Prompt: Send back the entries below exactly as they appear.

[Extracted records]
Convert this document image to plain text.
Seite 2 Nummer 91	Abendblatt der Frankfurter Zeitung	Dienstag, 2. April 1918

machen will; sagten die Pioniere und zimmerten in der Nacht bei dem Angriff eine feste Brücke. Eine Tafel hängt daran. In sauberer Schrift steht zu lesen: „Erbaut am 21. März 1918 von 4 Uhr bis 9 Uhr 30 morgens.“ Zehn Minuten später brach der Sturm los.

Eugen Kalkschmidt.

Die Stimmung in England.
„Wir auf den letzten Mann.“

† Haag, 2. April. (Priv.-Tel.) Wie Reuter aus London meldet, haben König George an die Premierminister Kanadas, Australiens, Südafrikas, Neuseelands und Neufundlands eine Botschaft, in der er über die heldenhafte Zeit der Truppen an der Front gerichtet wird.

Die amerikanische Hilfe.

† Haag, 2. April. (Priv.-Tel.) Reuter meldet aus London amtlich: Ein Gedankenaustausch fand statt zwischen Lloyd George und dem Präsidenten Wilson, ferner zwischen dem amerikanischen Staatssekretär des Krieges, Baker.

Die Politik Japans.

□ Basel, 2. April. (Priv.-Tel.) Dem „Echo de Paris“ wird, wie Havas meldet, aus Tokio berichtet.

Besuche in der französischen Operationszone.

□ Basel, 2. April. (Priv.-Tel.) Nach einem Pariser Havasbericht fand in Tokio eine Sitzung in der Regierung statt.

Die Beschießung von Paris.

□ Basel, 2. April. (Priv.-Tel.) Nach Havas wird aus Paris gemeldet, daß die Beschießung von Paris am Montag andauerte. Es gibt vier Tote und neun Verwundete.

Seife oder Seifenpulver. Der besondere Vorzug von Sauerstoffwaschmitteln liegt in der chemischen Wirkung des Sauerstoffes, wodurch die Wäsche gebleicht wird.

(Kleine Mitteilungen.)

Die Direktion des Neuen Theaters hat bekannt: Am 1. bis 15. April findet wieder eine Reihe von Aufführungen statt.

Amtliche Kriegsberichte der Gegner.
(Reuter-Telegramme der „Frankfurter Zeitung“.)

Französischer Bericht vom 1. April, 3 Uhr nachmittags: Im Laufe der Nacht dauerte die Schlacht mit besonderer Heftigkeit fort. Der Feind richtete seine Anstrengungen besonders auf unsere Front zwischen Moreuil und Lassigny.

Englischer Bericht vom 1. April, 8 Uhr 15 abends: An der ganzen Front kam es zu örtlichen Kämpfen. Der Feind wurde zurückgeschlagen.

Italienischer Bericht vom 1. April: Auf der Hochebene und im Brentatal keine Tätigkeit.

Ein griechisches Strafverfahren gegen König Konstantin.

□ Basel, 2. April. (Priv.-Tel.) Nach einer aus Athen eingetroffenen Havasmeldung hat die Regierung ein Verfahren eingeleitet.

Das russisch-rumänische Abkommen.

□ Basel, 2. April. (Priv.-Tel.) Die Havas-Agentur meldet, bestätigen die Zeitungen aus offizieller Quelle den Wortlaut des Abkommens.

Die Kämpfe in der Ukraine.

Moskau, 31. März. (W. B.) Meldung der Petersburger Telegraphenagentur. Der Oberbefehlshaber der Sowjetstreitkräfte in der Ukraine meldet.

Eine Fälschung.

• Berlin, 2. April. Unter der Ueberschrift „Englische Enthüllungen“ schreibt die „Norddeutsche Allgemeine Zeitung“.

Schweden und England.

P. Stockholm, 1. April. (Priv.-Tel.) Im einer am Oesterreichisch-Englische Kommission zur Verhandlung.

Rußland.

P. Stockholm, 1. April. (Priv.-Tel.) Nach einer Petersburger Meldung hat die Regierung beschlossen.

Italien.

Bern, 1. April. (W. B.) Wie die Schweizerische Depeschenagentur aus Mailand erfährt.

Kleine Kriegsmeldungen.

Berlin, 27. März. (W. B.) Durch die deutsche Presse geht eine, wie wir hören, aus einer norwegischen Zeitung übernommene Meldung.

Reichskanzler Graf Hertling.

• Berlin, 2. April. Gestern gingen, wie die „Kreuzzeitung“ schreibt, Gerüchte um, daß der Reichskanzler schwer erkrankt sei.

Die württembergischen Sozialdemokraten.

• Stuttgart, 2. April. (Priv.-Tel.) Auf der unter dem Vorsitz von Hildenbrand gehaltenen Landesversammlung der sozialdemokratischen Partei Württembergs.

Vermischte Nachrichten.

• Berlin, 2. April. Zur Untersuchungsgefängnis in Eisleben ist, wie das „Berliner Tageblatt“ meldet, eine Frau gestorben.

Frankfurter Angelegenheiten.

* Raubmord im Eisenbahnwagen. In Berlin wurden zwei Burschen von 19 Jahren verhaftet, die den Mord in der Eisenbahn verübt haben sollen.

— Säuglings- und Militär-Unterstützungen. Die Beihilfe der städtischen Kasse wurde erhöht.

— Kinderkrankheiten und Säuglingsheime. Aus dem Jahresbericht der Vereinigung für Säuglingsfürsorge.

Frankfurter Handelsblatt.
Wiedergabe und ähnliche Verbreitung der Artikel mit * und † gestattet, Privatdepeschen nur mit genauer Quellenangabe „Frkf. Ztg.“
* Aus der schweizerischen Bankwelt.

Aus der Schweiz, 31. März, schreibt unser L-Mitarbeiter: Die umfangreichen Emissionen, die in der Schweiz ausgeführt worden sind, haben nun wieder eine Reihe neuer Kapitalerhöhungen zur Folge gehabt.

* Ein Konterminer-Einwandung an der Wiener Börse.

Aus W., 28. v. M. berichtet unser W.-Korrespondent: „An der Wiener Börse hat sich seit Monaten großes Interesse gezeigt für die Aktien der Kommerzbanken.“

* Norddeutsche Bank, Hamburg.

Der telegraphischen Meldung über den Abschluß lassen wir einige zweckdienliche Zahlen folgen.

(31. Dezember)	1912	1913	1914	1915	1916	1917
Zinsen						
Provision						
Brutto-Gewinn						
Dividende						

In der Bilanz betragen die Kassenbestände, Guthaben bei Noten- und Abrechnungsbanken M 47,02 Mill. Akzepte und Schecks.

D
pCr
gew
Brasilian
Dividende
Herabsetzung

Result for this task:
Convert this document image to plain text.
Seite 2 Nummer 91	Abendblatt der Frankfurter Zeitung	Dienstag, 2. April 1918

machen will; sagten die Pioniere und zimmerten in der Nacht bei dem Angriff eine feste Brücke. Eine Tafel hängt daran. In sauberer Schrift steht zu lesen: „Erbaut am 21. März 1918 von 4 Uhr bis 9 Uhr 30 morgens.“ Zehn Minuten später brach der Sturm los.

Eugen Kalkschmidt.

Die Stimmung in England.
„Wir auf den letzten Mann.“

† Haag, 2. April. (Priv.-Tel.) Wie Reuter aus London meldet, haben König George an die Premierminister Kanadas, Australiens, Südafrikas, Neuseelands und Neufundlands eine Botschaft, in der er über die heldenhafte Zeit der Truppen an der Front gerichtet wird.

Die amerikanische Hilfe.

† Haag, 2. April. (Priv.-Tel.) Reuter meldet aus London amtlich: Ein Gedankenaustausch fand statt zwischen Lloyd George und dem Präsidenten Wilson, ferner zwischen dem amerikanischen Staatssekretär des Krieges, Baker.

Die Politik Japans.

□ Basel, 2. April. (Priv.-Tel.) Dem „Echo de Paris“ wird, wie Havas meldet, aus Tokio berichtet.

Besuche in der französischen Operationszone.

□ Basel, 2. April. (Priv.-Tel.) Nach einem Pariser Havasbericht fand in Tokio eine Sitzung in der Regierung statt.

Die Beschießung von Paris.

□ Basel, 2. April. (Priv.-Tel.) Nach Havas wird aus Paris gemeldet, daß die Beschießung von Paris am Montag andauerte. Es gibt vier Tote und neun Verwundete.

Seife oder Seifenpulver. Der besondere Vorzug von Sauerstoffwaschmitteln liegt in der chemischen Wirkung des Sauerstoffes, wodurch die Wäsche gebleicht wird.

(Kleine Mitteilungen.)

Die Direktion des Neuen Theaters hat bekannt: Am 1. bis 15. April findet wieder eine Reihe von Aufführungen statt.

Amtliche Kriegsberichte der Gegner.
(Reuter-Telegramme der „Frankfurter Zeitung“.)

Französischer Bericht vom 1. April, 3 Uhr nachmittags: Im Laufe der Nacht dauerte die Schlacht mit besonderer Heftigkeit fort. Der Feind richtete seine Anstrengungen besonders auf unsere Front zwischen Moreuil und Lassigny.

Englischer Bericht vom 1. April, 8 Uhr 15 abends: An der ganzen Front kam es zu örtlichen Kämpfen. Der Feind wurde zurückgeschlagen.

Italienischer Bericht vom 1. April: Auf der Hochebene und im Brentatal keine Tätigkeit.

Ein griechisches Strafverfahren gegen König Konstantin.

□ Basel, 2. April. (Priv.-Tel.) Nach einer aus Athen eingetroffenen Havasmeldung hat die Regierung ein Verfahren eingeleitet.

Das russisch-rumänische Abkommen.

□ Basel, 2. April. (Priv.-Tel.) Die Havas-Agentur meldet, bestätigen die Zeitungen aus offizieller Quelle den Wortlaut des Abkommens.

Die Kämpfe in der Ukraine.

Moskau, 31. März. (W. B.) Meldung der Petersburger Telegraphenagentur. Der Oberbefehlshaber der Sowjetstreitkräfte in der Ukraine meldet.

Eine Fälschung.

• Berlin, 2. April. Unter der Ueberschrift „Englische Enthüllungen“ schreibt die „Norddeutsche Allgemeine Zeitung“.

Schweden und England.

P. Stockholm, 1. April. (Priv.-Tel.) Im einer am Oesterreichisch-Englische Kommission zur Verhandlung.

Rußland.

P. Stockholm, 1. April. (Priv.-Tel.) Nach einer Petersburger Meldung hat die Regierung beschlossen.

Italien.

Bern, 1. April. (W. B.) Wie die Schweizerische Depeschenagentur aus Mailand erfährt.

Kleine Kriegsmeldungen.

Berlin, 27. März. (W. B.) Durch die deutsche Presse geht eine, wie wir hören, aus einer norwegischen Zeitung übernommene Meldung.

Reichskanzler Graf Hertling.

• Berlin, 2. April. Gestern gingen, wie die „Kreuzzeitung“ schreibt, Gerüchte um, daß der Reichskanzler schwer erkrankt sei.

Die württembergischen Sozialdemokraten.

• Stuttgart, 2. April. (Priv.-Tel.) Auf der unter dem Vorsitz von Hildenbrand gehaltenen Landesversammlung der sozialdemokratischen Partei Württembergs.

Vermischte Nachrichten.

• Berlin, 2. April. Zur Untersuchungsgefängnis in Eisleben ist, wie das „Berliner Tageblatt“ meldet, eine Frau gestorben.

Frankfurter Angelegenheiten.

* Raubmord im Eisenbahnwagen. In Berlin wurden zwei Burschen von 19 Jahren verhaftet, die den Mord in der Eisenbahn verübt haben sollen.

— Säuglings- und Militär-Unterstützungen. Die Beihilfe der städtischen Kasse wurde erhöht.

— Kinderkrankheiten und Säuglingsheime. Aus dem Jahresbericht der Vereinigung für Säuglingsfürsorge.

Frankfurter Handelsblatt.
Wiedergabe und ähnliche Verbreitung der Artikel mit * und † gestattet, Privatdepeschen nur mit genauer Quellenangabe „Frkf. Ztg.“
* Aus der schweizerischen Bankwelt.

Aus der Schweiz, 31. März, schreibt unser L-Mitarbeiter: Die umfangreichen Emissionen, die in der Schweiz ausgeführt worden sind, haben nun wieder eine Reihe neuer Kapitalerhöhungen zur Folge gehabt.

* Ein Konterminer-Einwandung an der Wiener Börse.

Aus W., 28. v. M. berichtet unser W.-Korrespondent: „An der Wiener Börse hat sich seit Monaten großes Interesse gezeigt für die Aktien der Kommerzbanken.“

* Norddeutsche Bank, Hamburg.

Der telegraphischen Meldung über den Abschluß lassen wir einige zweckdienliche Zahlen folgen.

(31. Dezember)	1912	1913	1914	1915	1916	1917
Zinsen						
Provision						
Brutto-Gewinn						
Dividende						

In der Bilanz betragen die Kassenbestände, Guthaben bei Noten- und Abrechnungsbanken M 47,02 Mill. Akzepte und Schecks.

D
pCr
gew
Brasilian
Dividende
Herabsetzung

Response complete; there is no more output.